## What to work on
All of the data below must be repeated exactly.

Saved data entries
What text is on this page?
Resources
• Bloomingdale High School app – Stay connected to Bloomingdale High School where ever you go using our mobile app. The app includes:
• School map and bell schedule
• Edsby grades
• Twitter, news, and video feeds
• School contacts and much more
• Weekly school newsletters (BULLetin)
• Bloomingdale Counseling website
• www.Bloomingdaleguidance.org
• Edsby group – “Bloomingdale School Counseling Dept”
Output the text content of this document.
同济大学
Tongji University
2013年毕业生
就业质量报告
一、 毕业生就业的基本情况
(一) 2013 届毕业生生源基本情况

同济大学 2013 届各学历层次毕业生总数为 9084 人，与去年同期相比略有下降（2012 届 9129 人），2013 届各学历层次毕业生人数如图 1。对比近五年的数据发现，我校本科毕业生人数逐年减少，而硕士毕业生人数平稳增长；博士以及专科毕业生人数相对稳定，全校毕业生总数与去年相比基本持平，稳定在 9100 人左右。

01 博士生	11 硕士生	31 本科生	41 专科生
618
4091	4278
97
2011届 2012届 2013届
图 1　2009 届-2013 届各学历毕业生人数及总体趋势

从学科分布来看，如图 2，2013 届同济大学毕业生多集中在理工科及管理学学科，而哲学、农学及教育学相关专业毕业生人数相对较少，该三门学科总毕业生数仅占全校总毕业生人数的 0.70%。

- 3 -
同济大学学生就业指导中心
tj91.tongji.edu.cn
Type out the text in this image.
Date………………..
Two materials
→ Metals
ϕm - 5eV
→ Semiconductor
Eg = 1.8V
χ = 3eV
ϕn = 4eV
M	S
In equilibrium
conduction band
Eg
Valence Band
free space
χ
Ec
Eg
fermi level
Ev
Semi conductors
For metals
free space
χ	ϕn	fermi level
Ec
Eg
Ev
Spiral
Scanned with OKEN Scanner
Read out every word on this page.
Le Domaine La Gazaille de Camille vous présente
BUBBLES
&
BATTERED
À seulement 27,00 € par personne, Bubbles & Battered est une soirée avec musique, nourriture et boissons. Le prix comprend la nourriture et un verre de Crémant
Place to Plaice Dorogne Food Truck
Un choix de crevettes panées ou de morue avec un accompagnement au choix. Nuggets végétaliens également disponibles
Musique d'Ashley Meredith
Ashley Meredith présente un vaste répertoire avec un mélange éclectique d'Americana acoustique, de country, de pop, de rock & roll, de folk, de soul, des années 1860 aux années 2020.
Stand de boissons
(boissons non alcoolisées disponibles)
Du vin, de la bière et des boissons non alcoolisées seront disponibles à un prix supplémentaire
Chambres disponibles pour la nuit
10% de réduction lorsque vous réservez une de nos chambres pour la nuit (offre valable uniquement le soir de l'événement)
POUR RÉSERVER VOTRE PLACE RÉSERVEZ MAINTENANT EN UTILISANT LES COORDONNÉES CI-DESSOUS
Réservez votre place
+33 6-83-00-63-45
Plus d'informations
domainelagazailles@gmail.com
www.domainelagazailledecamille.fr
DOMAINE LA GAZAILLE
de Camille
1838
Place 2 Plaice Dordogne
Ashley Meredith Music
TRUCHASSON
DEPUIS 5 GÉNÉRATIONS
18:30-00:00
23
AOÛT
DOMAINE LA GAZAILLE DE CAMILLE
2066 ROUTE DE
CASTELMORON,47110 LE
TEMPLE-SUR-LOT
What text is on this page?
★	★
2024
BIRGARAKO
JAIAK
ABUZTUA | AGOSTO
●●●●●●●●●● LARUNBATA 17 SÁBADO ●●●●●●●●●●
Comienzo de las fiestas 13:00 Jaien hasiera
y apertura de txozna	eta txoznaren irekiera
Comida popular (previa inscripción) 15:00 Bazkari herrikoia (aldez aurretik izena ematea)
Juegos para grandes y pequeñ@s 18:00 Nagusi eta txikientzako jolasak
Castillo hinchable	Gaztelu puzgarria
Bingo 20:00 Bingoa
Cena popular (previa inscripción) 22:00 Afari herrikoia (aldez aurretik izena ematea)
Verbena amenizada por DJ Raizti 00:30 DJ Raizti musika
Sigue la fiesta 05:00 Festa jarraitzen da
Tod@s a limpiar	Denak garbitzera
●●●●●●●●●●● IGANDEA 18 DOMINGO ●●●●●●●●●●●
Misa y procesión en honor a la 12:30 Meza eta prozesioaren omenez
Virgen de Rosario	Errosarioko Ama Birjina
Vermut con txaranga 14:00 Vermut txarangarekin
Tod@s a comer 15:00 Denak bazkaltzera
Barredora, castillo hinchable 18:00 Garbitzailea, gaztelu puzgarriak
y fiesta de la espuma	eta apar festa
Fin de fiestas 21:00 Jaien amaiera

## Exercise answer
What text is on this page?
Resources
• Bloomingdale High School app – Stay connected to Bloomingdale High School where ever you go using our mobile app. The app includes:
• School map and bell schedule
• Edsby grades
• Twitter, news, and video feeds
• School contacts and much more
• Weekly school newsletters (BULLetin)
• Bloomingdale Counseling website
• www.Bloomingdaleguidance.org
• Edsby group – “Bloomingdale School Counseling Dept”
Output the text content of this document.
同济大学
Tongji University
2013年毕业生
就业质量报告
一、 毕业生就业的基本情况
(一) 2013 届毕业生生源基本情况

同济大学 2013 届各学历层次毕业生总数为 9084 人，与去年同期相比略有下降（2012 届 9129 人），2013 届各学历层次毕业生人数如图 1。对比近五年的数据发现，我校本科毕业生人数逐年减少，而硕士毕业生人数平稳增长；博士以及专科毕业生人数相对稳定，全校毕业生总数与去年相比基本持平，稳定在 9100 人左右。

01 博士生	11 硕士生	31 本科生	41 专科生
618
4091	4278
97
2011届 2012届 2013届
图 1　2009 届-2013 届各学历毕业生人数及总体趋势

从学科分布来看，如图 2，2013 届同济大学毕业生多集中在理工科及管理学学科，而哲学、农学及教育学相关专业毕业生人数相对较少，该三门学科总毕业生数仅占全校总毕业生人数的 0.70%。

- 3 -
同济大学学生就业指导中心
tj91.tongji.edu.cn
Type out the text in this image.
Date………………..
Two materials
→ Metals
ϕm - 5eV
→ Semiconductor
Eg = 1.8V
χ = 3eV
ϕn = 4eV
M	S
In equilibrium
conduction band
Eg
Valence Band
free space
χ
Ec
Eg
fermi level
Ev
Semi conductors
For metals
free space
χ	ϕn	fermi level
Ec
Eg
Ev
Spiral
Scanned with OKEN Scanner
Read out every word on this page.
Le Domaine La Gazaille de Camille vous présente
BUBBLES
&
BATTERED
À seulement 27,00 € par personne, Bubbles & Battered est une soirée avec musique, nourriture et boissons. Le prix comprend la nourriture et un verre de Crémant
Place to Plaice Dorogne Food Truck
Un choix de crevettes panées ou de morue avec un accompagnement au choix. Nuggets végétaliens également disponibles
Musique d'Ashley Meredith
Ashley Meredith présente un vaste répertoire avec un mélange éclectique d'Americana acoustique, de country, de pop, de rock & roll, de folk, de soul, des années 1860 aux années 2020.
Stand de boissons
(boissons non alcoolisées disponibles)
Du vin, de la bière et des boissons non alcoolisées seront disponibles à un prix supplémentaire
Chambres disponibles pour la nuit
10% de réduction lorsque vous réservez une de nos chambres pour la nuit (offre valable uniquement le soir de l'événement)
POUR RÉSERVER VOTRE PLACE RÉSERVEZ MAINTENANT EN UTILISANT LES COORDONNÉES CI-DESSOUS
Réservez votre place
+33 6-83-00-63-45
Plus d'informations
domainelagazailles@gmail.com
www.domainelagazailledecamille.fr
DOMAINE LA GAZAILLE
de Camille
1838
Place 2 Plaice Dordogne
Ashley Meredith Music
TRUCHASSON
DEPUIS 5 GÉNÉRATIONS
18:30-00:00
23
AOÛT
DOMAINE LA GAZAILLE DE CAMILLE
2066 ROUTE DE
CASTELMORON,47110 LE
TEMPLE-SUR-LOT
What text is on this page?
★	★
2024
BIRGARAKO
JAIAK
ABUZTUA | AGOSTO
●●●●●●●●●● LARUNBATA 17 SÁBADO ●●●●●●●●●●
Comienzo de las fiestas 13:00 Jaien hasiera
y apertura de txozna	eta txoznaren irekiera
Comida popular (previa inscripción) 15:00 Bazkari herrikoia (aldez aurretik izena ematea)
Juegos para grandes y pequeñ@s 18:00 Nagusi eta txikientzako jolasak
Castillo hinchable	Gaztelu puzgarria
Bingo 20:00 Bingoa
Cena popular (previa inscripción) 22:00 Afari herrikoia (aldez aurretik izena ematea)
Verbena amenizada por DJ Raizti 00:30 DJ Raizti musika
Sigue la fiesta 05:00 Festa jarraitzen da
Tod@s a limpiar	Denak garbitzera
●●●●●●●●●●● IGANDEA 18 DOMINGO ●●●●●●●●●●●
Misa y procesión en honor a la 12:30 Meza eta prozesioaren omenez
Virgen de Rosario	Errosarioko Ama Birjina
Vermut con txaranga 14:00 Vermut txarangarekin
Tod@s a comer 15:00 Denak bazkaltzera
Barredora, castillo hinchable 18:00 Garbitzailea, gaztelu puzgarriak
y fiesta de la espuma	eta apar festa
Fin de fiestas 21:00 Jaien amaiera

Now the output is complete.